THE PROBLEM: Every record should be written out exactly, with the pictures left out.

[Stored data entries]
######
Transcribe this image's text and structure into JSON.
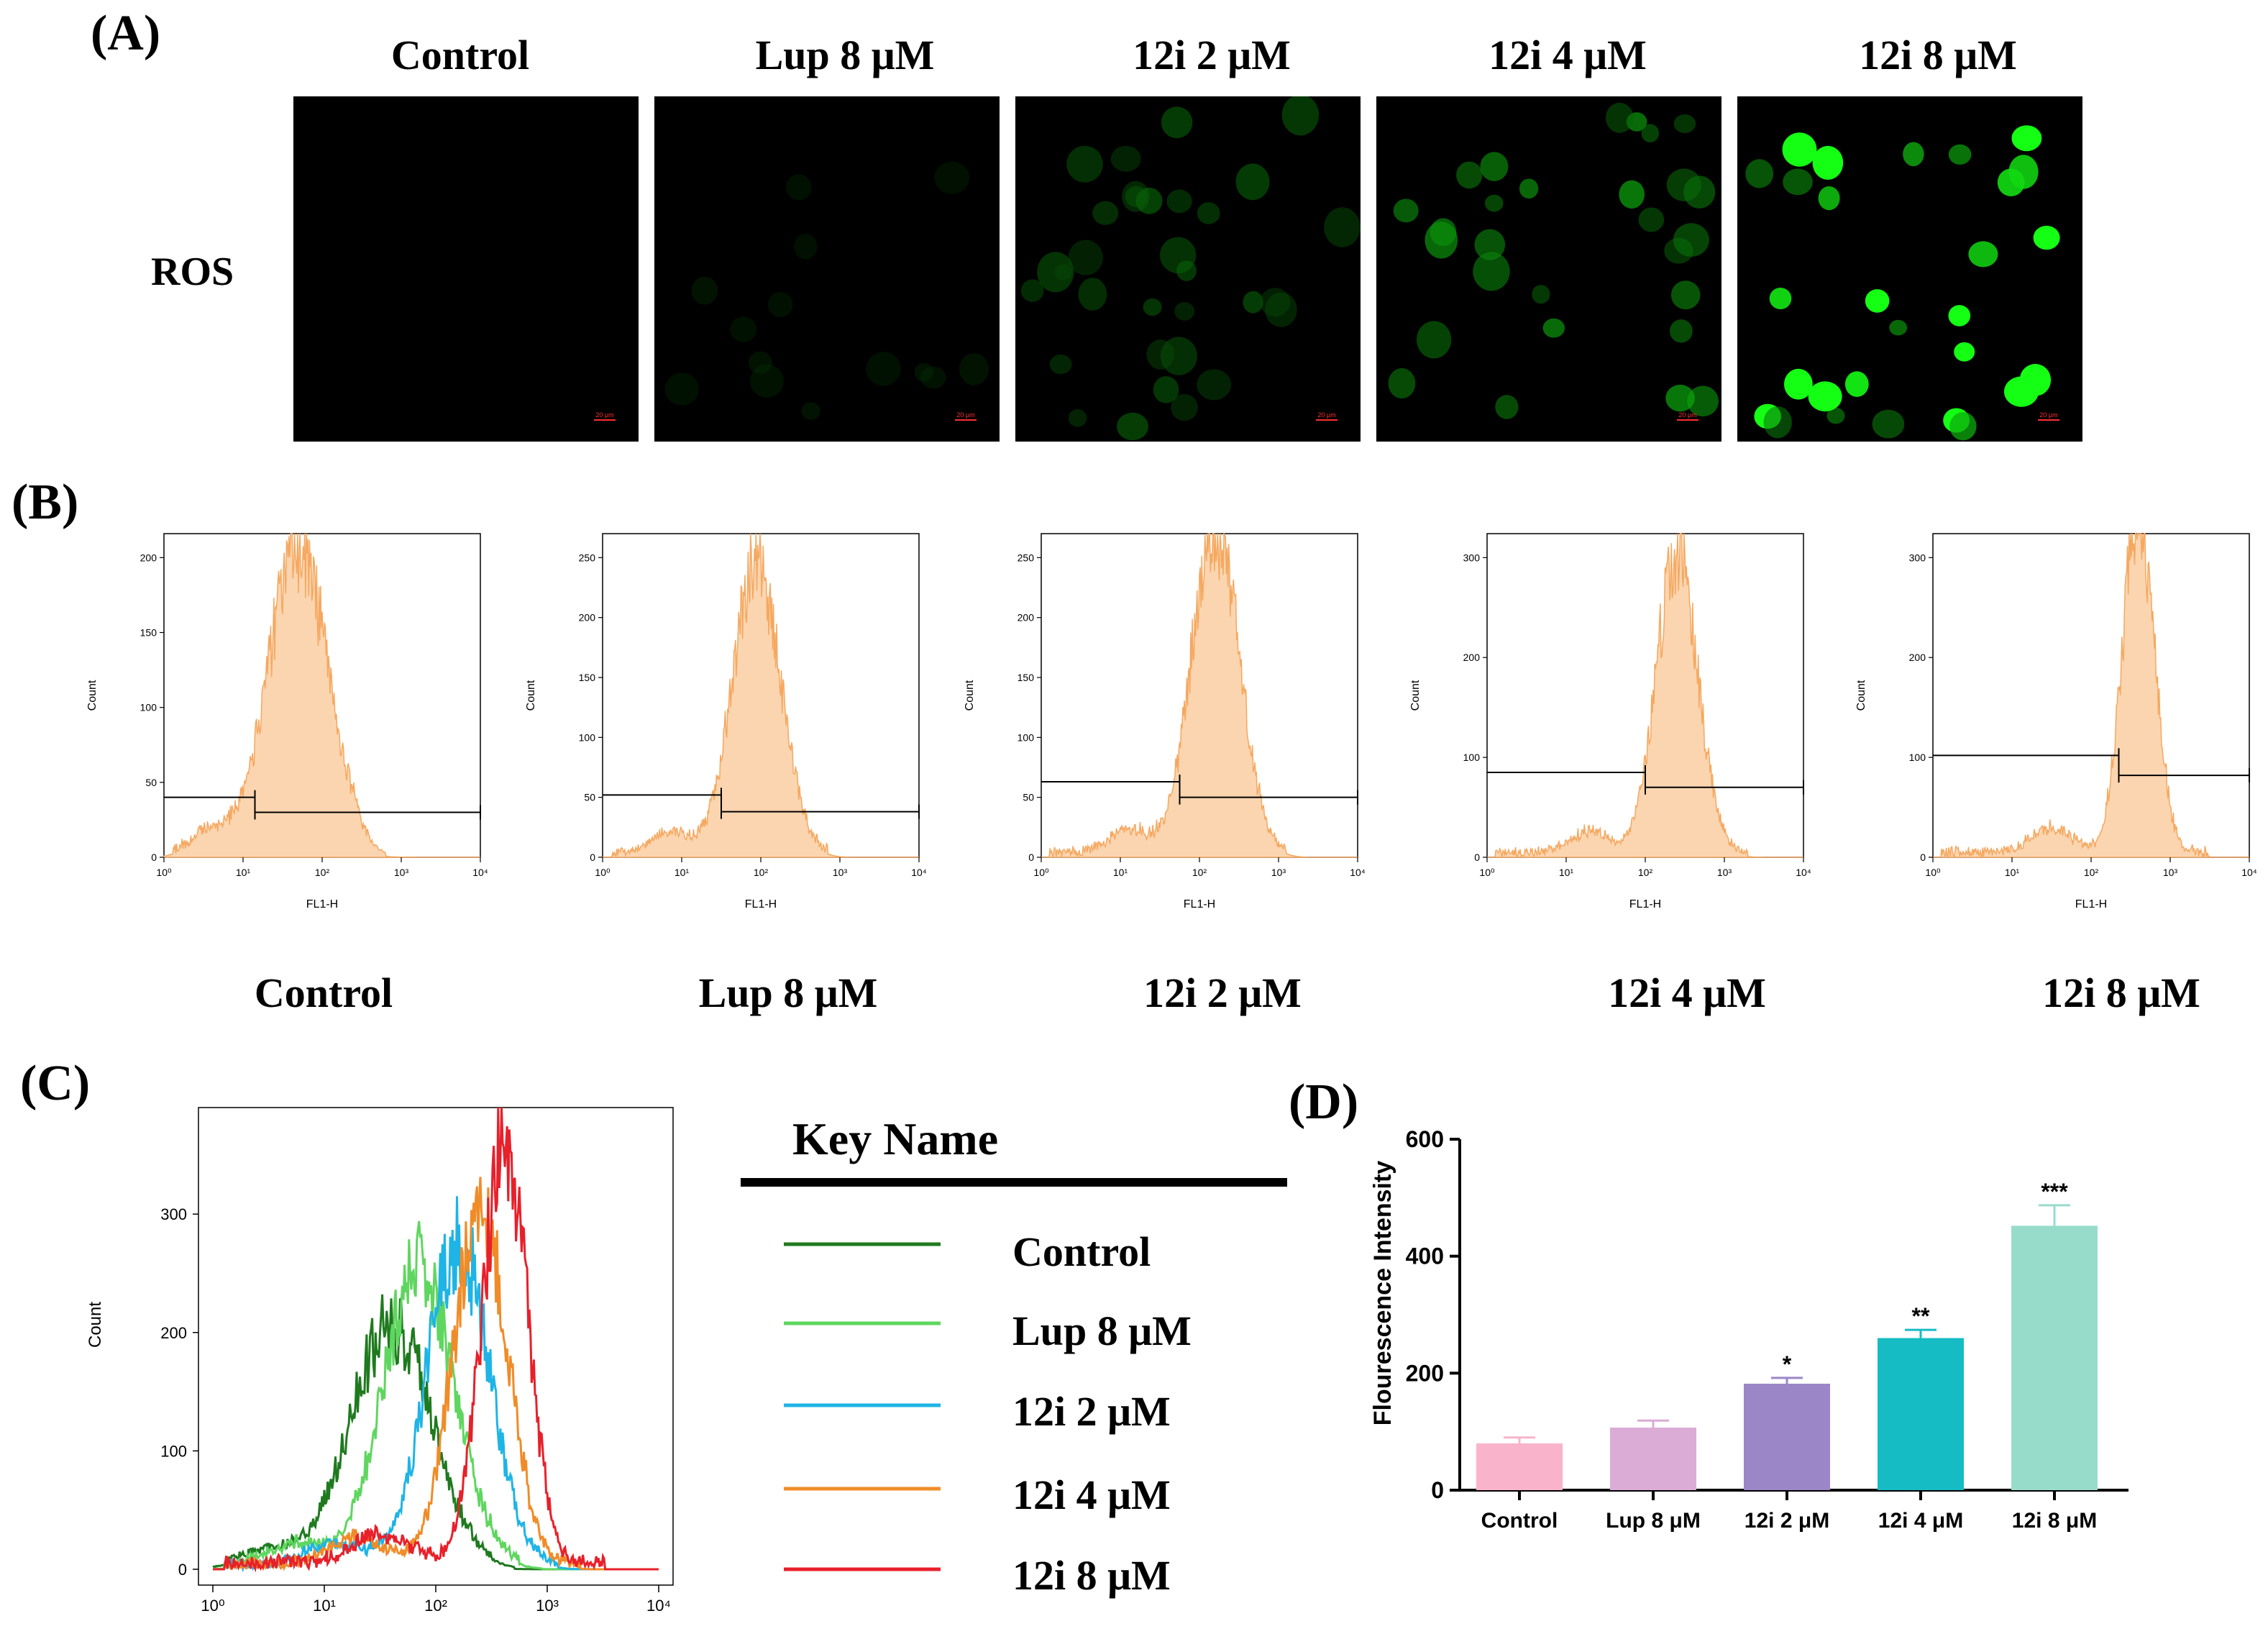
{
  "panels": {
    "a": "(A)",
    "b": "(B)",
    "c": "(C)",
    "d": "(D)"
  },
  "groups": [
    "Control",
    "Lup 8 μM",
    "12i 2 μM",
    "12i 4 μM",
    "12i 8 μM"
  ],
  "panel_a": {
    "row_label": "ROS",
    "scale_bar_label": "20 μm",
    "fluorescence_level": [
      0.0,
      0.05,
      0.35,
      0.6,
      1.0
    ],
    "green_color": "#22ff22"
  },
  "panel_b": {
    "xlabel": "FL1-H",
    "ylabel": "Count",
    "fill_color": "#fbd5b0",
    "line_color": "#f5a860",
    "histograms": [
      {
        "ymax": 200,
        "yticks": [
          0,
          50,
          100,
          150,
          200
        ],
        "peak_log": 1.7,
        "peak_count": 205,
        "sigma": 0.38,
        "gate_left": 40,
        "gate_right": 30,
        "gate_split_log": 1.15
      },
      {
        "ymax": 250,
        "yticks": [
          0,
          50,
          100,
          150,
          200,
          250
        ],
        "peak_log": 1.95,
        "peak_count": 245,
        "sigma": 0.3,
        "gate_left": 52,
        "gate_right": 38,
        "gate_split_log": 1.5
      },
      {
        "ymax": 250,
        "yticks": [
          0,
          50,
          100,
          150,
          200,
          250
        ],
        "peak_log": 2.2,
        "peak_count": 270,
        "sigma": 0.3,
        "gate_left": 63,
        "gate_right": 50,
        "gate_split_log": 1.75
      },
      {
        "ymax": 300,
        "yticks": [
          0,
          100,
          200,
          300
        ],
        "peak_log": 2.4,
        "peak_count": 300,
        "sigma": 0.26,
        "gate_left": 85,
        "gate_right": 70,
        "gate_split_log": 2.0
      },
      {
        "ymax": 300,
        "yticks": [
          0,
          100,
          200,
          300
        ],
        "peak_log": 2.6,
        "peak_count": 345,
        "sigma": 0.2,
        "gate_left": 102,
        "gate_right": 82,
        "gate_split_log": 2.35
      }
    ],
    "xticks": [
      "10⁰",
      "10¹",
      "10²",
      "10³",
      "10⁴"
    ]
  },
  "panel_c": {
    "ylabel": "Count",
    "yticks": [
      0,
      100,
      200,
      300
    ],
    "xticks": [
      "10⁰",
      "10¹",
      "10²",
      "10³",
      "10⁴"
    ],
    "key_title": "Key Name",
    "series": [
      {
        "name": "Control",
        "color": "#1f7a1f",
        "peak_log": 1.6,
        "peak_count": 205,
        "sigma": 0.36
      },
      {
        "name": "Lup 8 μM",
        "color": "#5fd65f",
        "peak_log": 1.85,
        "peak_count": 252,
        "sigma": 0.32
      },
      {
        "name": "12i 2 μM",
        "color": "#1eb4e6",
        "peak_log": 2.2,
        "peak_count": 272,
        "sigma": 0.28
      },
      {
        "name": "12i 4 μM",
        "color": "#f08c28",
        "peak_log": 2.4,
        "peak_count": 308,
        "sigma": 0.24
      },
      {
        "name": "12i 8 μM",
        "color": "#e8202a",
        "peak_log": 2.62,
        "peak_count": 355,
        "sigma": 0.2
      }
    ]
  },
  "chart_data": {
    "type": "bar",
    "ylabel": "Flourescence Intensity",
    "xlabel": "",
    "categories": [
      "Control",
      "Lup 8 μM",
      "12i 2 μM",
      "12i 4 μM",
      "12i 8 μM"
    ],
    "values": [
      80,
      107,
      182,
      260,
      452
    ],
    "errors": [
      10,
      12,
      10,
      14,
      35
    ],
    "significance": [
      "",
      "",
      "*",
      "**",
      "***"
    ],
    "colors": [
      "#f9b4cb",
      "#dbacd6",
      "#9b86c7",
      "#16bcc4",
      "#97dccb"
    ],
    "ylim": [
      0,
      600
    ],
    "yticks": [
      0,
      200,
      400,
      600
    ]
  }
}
######
ANSWER:
Transcribe this image's text and structure into JSON.
{
  "panels": {
    "a": "(A)",
    "b": "(B)",
    "c": "(C)",
    "d": "(D)"
  },
  "groups": [
    "Control",
    "Lup 8 μM",
    "12i 2 μM",
    "12i 4 μM",
    "12i 8 μM"
  ],
  "panel_a": {
    "row_label": "ROS",
    "scale_bar_label": "20 μm",
    "fluorescence_level": [
      0.0,
      0.05,
      0.35,
      0.6,
      1.0
    ],
    "green_color": "#22ff22"
  },
  "panel_b": {
    "xlabel": "FL1-H",
    "ylabel": "Count",
    "fill_color": "#fbd5b0",
    "line_color": "#f5a860",
    "histograms": [
      {
        "ymax": 200,
        "yticks": [
          0,
          50,
          100,
          150,
          200
        ],
        "peak_log": 1.7,
        "peak_count": 205,
        "sigma": 0.38,
        "gate_left": 40,
        "gate_right": 30,
        "gate_split_log": 1.15
      },
      {
        "ymax": 250,
        "yticks": [
          0,
          50,
          100,
          150,
          200,
          250
        ],
        "peak_log": 1.95,
        "peak_count": 245,
        "sigma": 0.3,
        "gate_left": 52,
        "gate_right": 38,
        "gate_split_log": 1.5
      },
      {
        "ymax": 250,
        "yticks": [
          0,
          50,
          100,
          150,
          200,
          250
        ],
        "peak_log": 2.2,
        "peak_count": 270,
        "sigma": 0.3,
        "gate_left": 63,
        "gate_right": 50,
        "gate_split_log": 1.75
      },
      {
        "ymax": 300,
        "yticks": [
          0,
          100,
          200,
          300
        ],
        "peak_log": 2.4,
        "peak_count": 300,
        "sigma": 0.26,
        "gate_left": 85,
        "gate_right": 70,
        "gate_split_log": 2.0
      },
      {
        "ymax": 300,
        "yticks": [
          0,
          100,
          200,
          300
        ],
        "peak_log": 2.6,
        "peak_count": 345,
        "sigma": 0.2,
        "gate_left": 102,
        "gate_right": 82,
        "gate_split_log": 2.35
      }
    ],
    "xticks": [
      "10⁰",
      "10¹",
      "10²",
      "10³",
      "10⁴"
    ]
  },
  "panel_c": {
    "ylabel": "Count",
    "yticks": [
      0,
      100,
      200,
      300
    ],
    "xticks": [
      "10⁰",
      "10¹",
      "10²",
      "10³",
      "10⁴"
    ],
    "key_title": "Key Name",
    "series": [
      {
        "name": "Control",
        "color": "#1f7a1f",
        "peak_log": 1.6,
        "peak_count": 205,
        "sigma": 0.36
      },
      {
        "name": "Lup 8 μM",
        "color": "#5fd65f",
        "peak_log": 1.85,
        "peak_count": 252,
        "sigma": 0.32
      },
      {
        "name": "12i 2 μM",
        "color": "#1eb4e6",
        "peak_log": 2.2,
        "peak_count": 272,
        "sigma": 0.28
      },
      {
        "name": "12i 4 μM",
        "color": "#f08c28",
        "peak_log": 2.4,
        "peak_count": 308,
        "sigma": 0.24
      },
      {
        "name": "12i 8 μM",
        "color": "#e8202a",
        "peak_log": 2.62,
        "peak_count": 355,
        "sigma": 0.2
      }
    ]
  },
  "chart_data": {
    "type": "bar",
    "ylabel": "Flourescence Intensity",
    "xlabel": "",
    "categories": [
      "Control",
      "Lup 8 μM",
      "12i 2 μM",
      "12i 4 μM",
      "12i 8 μM"
    ],
    "values": [
      80,
      107,
      182,
      260,
      452
    ],
    "errors": [
      10,
      12,
      10,
      14,
      35
    ],
    "significance": [
      "",
      "",
      "*",
      "**",
      "***"
    ],
    "colors": [
      "#f9b4cb",
      "#dbacd6",
      "#9b86c7",
      "#16bcc4",
      "#97dccb"
    ],
    "ylim": [
      0,
      600
    ],
    "yticks": [
      0,
      200,
      400,
      600
    ]
  }
}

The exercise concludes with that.